Box annotation data:
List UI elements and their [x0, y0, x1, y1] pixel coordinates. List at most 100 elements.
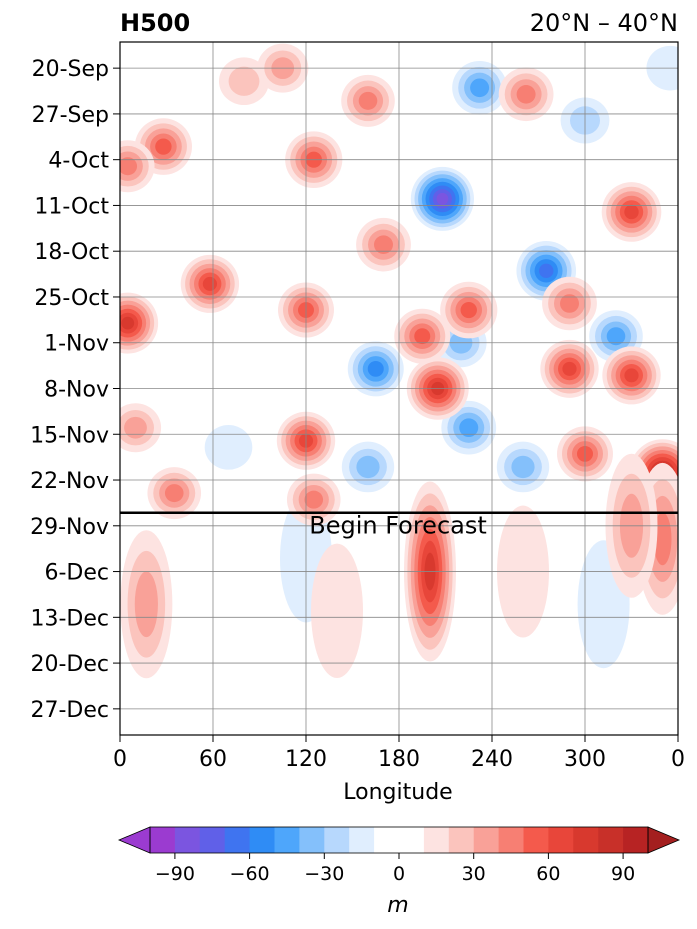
- anomaly-field: [120, 43, 678, 679]
- y-tick-label: 8-Nov: [44, 378, 109, 403]
- anomaly-contour: [624, 368, 639, 383]
- y-tick-label: 11-Oct: [34, 194, 109, 219]
- anomaly-feature: [602, 346, 661, 405]
- colorbar-segment: [150, 827, 176, 853]
- x-tick-label: 0: [671, 747, 685, 772]
- colorbar-extend-low: [117, 826, 151, 854]
- colorbar: −90 −60 −30 0 30 60 90: [117, 826, 681, 885]
- anomaly-feature: [356, 217, 411, 272]
- colorbar-segment: [274, 827, 300, 853]
- anomaly-feature: [498, 67, 554, 122]
- x-axis-label: Longitude: [343, 780, 452, 805]
- colorbar-segment: [498, 827, 524, 853]
- anomaly-feature: [410, 166, 474, 231]
- colorbar-segment: [623, 827, 649, 853]
- colorbar-tick-label: 30: [462, 863, 486, 885]
- y-tick-label: 15-Nov: [30, 423, 109, 448]
- forecast-label: Begin Forecast: [309, 512, 487, 540]
- y-tick-label: 27-Dec: [30, 698, 109, 723]
- colorbar-segment: [199, 827, 226, 853]
- anomaly-feature: [347, 341, 404, 397]
- x-tick-label: 180: [378, 747, 420, 772]
- anomaly-contour: [562, 361, 577, 376]
- y-tick-label: 22-Nov: [30, 469, 109, 494]
- anomaly-contour: [539, 263, 554, 279]
- anomaly-contour: [155, 138, 172, 155]
- colorbar-segment: [324, 827, 350, 853]
- y-tick-label: 1-Nov: [44, 332, 109, 357]
- anomaly-contour: [164, 484, 184, 503]
- anomaly-feature: [204, 425, 253, 470]
- colorbar-segment: [473, 827, 500, 853]
- x-axis: 0 60 120 180 240 300 0: [113, 735, 685, 772]
- y-tick-label: 18-Oct: [34, 240, 109, 265]
- anomaly-feature: [341, 74, 395, 127]
- anomaly-feature: [120, 403, 162, 453]
- colorbar-segment: [573, 827, 599, 853]
- anomaly-contour: [311, 543, 363, 678]
- colorbar-tick-label: 90: [611, 863, 635, 885]
- anomaly-contour: [204, 425, 253, 470]
- x-tick-label: 300: [564, 747, 606, 772]
- x-tick-label: 240: [471, 747, 513, 772]
- anomaly-contour: [436, 192, 449, 205]
- anomaly-contour: [134, 571, 158, 638]
- anomaly-feature: [219, 57, 269, 106]
- anomaly-contour: [124, 416, 147, 439]
- y-tick-label: 4-Oct: [48, 149, 109, 174]
- anomaly-contour: [460, 301, 477, 319]
- anomaly-contour: [121, 316, 135, 330]
- anomaly-contour: [228, 66, 260, 96]
- anomaly-feature: [311, 543, 363, 678]
- anomaly-feature: [440, 281, 498, 339]
- x-tick-label: 60: [199, 747, 227, 772]
- colorbar-tick-label: 60: [536, 863, 560, 885]
- anomaly-contour: [356, 455, 380, 479]
- anomaly-feature: [601, 182, 662, 242]
- anomaly-contour: [511, 455, 535, 479]
- anomaly-feature: [496, 441, 550, 493]
- anomaly-feature: [341, 441, 395, 493]
- colorbar-segment: [598, 827, 624, 853]
- anomaly-contour: [414, 328, 431, 345]
- colorbar-segment: [548, 827, 574, 853]
- y-tick-label: 20-Sep: [32, 57, 109, 82]
- colorbar-segment: [174, 827, 201, 853]
- colorbar-label: m: [387, 893, 408, 918]
- anomaly-contour: [367, 360, 384, 377]
- y-tick-label: 25-Oct: [34, 286, 109, 311]
- chart-title-right: 20°N – 40°N: [530, 9, 678, 37]
- y-tick-label: 6-Dec: [44, 561, 109, 586]
- anomaly-contour: [560, 294, 579, 313]
- chart-title-left: H500: [120, 9, 190, 37]
- anomaly-feature: [180, 254, 240, 313]
- colorbar-extend-high: [647, 826, 681, 854]
- colorbar-tick-label: −30: [304, 863, 344, 885]
- x-tick-label: 0: [113, 747, 127, 772]
- anomaly-contour: [358, 91, 378, 110]
- colorbar-tick-label: −60: [230, 863, 270, 885]
- anomaly-feature: [120, 530, 173, 679]
- anomaly-contour: [374, 235, 393, 254]
- y-axis: 20-Sep 27-Sep 4-Oct 11-Oct 18-Oct 25-Oct 1-Nov…: [30, 57, 120, 723]
- colorbar-segment: [299, 827, 325, 853]
- colorbar-segment: [448, 827, 475, 853]
- anomaly-feature: [542, 276, 597, 331]
- anomaly-feature: [120, 140, 155, 193]
- colorbar-tick-label: 0: [393, 863, 405, 885]
- colorbar-segment: [224, 827, 251, 853]
- anomaly-feature: [120, 292, 159, 354]
- anomaly-feature: [147, 467, 202, 520]
- anomaly-feature: [452, 60, 507, 115]
- anomaly-contour: [304, 490, 324, 509]
- anomaly-contour: [120, 157, 138, 176]
- colorbar-tick-label: −90: [155, 863, 195, 885]
- anomaly-feature: [394, 308, 451, 364]
- x-tick-label: 120: [285, 747, 327, 772]
- anomaly-contour: [624, 204, 639, 220]
- y-tick-label: 27-Sep: [32, 103, 109, 128]
- colorbar-segment: [349, 827, 375, 853]
- colorbar-segment: [423, 827, 450, 853]
- colorbar-segment: [374, 827, 425, 853]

◆ **Given exercise**:
Repeat the stretch of the listing from the line containing "- anomaly-field: [120, 43, 678, 679]" through the line containing "- y-tick-label: 15-Nov: [30, 423, 109, 448]", both included.

◆ **Written response**:
- anomaly-field: [120, 43, 678, 679]
- y-tick-label: 8-Nov: [44, 378, 109, 403]
- anomaly-contour: [624, 368, 639, 383]
- y-tick-label: 11-Oct: [34, 194, 109, 219]
- anomaly-feature: [602, 346, 661, 405]
- colorbar-segment: [150, 827, 176, 853]
- x-tick-label: 0: [671, 747, 685, 772]
- colorbar-extend-low: [117, 826, 151, 854]
- colorbar: −90 −60 −30 0 30 60 90: [117, 826, 681, 885]
- anomaly-feature: [356, 217, 411, 272]
- colorbar-segment: [274, 827, 300, 853]
- anomaly-feature: [498, 67, 554, 122]
- x-axis-label: Longitude: [343, 780, 452, 805]
- colorbar-segment: [498, 827, 524, 853]
- anomaly-feature: [410, 166, 474, 231]
- colorbar-segment: [623, 827, 649, 853]
- colorbar-tick-label: 30: [462, 863, 486, 885]
- y-tick-label: 15-Nov: [30, 423, 109, 448]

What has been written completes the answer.